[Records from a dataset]
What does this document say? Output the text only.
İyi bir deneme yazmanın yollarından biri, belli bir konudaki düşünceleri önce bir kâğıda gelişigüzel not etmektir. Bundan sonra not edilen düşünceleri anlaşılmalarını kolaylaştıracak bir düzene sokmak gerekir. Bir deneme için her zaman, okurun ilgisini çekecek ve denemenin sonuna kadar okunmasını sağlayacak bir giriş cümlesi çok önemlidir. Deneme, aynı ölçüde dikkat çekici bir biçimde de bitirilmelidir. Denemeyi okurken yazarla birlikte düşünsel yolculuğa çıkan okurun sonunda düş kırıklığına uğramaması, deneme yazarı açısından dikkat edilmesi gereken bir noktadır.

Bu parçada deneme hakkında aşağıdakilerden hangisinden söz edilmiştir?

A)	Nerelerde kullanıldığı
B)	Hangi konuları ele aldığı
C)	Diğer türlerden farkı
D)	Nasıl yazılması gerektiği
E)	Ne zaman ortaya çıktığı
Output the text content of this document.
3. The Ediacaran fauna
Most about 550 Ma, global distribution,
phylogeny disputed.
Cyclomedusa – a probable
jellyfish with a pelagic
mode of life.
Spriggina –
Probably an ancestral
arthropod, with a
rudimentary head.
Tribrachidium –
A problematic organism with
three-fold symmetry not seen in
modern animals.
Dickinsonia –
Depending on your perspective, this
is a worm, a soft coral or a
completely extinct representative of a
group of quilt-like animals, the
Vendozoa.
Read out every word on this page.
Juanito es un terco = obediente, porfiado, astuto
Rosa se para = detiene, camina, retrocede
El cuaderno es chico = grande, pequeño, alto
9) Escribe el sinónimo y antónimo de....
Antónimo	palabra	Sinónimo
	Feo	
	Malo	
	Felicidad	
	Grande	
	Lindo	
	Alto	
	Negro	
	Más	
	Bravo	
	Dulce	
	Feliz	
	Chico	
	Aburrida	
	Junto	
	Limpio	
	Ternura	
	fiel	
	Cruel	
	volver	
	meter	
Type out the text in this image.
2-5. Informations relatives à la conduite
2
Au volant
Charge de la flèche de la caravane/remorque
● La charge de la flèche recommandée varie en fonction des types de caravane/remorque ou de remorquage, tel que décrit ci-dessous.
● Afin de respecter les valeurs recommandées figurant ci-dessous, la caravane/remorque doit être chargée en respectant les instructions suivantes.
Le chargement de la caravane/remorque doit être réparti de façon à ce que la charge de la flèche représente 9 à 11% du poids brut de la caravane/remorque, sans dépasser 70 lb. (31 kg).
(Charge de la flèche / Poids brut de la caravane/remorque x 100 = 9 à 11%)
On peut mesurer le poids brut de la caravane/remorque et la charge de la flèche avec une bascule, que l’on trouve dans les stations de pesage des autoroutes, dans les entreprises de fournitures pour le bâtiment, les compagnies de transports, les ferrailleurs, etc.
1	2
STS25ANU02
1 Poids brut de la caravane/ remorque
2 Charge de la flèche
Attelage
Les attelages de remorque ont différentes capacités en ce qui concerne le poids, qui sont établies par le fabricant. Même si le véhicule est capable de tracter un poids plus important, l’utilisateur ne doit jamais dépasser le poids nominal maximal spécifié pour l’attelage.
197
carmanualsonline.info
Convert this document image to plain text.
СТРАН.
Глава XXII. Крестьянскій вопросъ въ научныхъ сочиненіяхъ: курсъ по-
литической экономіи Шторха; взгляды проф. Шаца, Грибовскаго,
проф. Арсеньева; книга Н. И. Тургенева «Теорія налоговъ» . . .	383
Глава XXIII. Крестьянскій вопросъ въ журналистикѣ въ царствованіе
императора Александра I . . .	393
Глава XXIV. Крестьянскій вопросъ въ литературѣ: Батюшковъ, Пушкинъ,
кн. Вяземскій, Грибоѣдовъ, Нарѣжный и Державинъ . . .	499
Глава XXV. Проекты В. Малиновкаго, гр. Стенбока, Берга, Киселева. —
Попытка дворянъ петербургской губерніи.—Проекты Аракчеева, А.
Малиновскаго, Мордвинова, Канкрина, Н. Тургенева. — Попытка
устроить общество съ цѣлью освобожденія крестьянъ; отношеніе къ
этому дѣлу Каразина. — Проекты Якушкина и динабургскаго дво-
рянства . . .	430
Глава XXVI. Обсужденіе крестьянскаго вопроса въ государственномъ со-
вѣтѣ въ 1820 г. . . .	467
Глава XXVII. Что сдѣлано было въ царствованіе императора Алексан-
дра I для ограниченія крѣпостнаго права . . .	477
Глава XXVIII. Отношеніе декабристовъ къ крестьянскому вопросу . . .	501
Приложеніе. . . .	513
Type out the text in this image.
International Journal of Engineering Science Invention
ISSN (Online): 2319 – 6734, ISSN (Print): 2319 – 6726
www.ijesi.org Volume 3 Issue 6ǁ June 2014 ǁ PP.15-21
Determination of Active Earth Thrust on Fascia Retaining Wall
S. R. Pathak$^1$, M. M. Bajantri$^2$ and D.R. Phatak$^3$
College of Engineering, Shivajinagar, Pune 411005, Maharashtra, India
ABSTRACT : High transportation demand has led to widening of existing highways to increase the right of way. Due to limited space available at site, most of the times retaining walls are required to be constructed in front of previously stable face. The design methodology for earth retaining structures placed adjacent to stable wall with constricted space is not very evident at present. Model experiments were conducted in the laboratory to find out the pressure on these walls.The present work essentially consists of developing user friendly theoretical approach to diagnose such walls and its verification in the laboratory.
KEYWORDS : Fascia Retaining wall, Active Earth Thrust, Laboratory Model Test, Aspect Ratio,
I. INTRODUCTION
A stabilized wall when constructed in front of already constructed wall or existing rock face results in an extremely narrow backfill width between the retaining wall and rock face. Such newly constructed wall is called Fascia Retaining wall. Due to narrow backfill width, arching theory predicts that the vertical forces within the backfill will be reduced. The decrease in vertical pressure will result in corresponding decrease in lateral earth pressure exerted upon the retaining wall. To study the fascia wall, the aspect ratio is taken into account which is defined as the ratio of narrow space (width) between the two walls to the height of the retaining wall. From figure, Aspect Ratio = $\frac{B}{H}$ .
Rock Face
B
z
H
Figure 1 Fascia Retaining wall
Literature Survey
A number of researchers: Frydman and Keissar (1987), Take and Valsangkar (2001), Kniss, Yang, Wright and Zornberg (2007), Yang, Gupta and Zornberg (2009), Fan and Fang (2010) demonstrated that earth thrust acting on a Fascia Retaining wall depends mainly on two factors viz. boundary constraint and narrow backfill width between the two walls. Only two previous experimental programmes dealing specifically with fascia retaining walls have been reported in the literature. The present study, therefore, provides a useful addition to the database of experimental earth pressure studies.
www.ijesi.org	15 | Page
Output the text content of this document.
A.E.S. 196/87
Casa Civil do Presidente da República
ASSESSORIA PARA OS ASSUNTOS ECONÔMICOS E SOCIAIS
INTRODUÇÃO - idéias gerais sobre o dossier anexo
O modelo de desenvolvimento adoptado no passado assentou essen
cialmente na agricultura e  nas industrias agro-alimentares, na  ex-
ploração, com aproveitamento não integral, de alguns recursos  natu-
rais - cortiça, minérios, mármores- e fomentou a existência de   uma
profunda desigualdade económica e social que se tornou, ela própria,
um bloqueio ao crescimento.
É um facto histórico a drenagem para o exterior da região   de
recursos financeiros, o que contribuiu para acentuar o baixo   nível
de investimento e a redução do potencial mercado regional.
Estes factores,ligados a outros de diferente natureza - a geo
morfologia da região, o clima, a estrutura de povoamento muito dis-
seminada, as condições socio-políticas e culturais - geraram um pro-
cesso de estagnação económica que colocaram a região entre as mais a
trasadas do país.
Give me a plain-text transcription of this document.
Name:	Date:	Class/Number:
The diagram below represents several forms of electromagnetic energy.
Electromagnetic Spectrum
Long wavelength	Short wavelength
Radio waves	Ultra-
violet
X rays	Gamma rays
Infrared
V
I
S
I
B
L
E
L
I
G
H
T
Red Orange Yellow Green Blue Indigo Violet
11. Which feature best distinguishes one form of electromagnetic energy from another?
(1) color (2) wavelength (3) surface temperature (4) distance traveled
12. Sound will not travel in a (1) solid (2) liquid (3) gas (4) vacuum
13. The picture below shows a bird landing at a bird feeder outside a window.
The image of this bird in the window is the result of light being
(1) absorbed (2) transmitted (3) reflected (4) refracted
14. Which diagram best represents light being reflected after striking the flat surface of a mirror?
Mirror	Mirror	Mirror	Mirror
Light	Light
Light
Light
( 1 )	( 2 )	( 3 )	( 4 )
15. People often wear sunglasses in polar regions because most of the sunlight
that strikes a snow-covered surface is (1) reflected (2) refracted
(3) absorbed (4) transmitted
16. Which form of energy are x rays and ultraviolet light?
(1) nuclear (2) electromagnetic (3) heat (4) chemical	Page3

Work required. Each line of the data that includes the word "surface" counts once; report the total and nothing more.

Task result. 3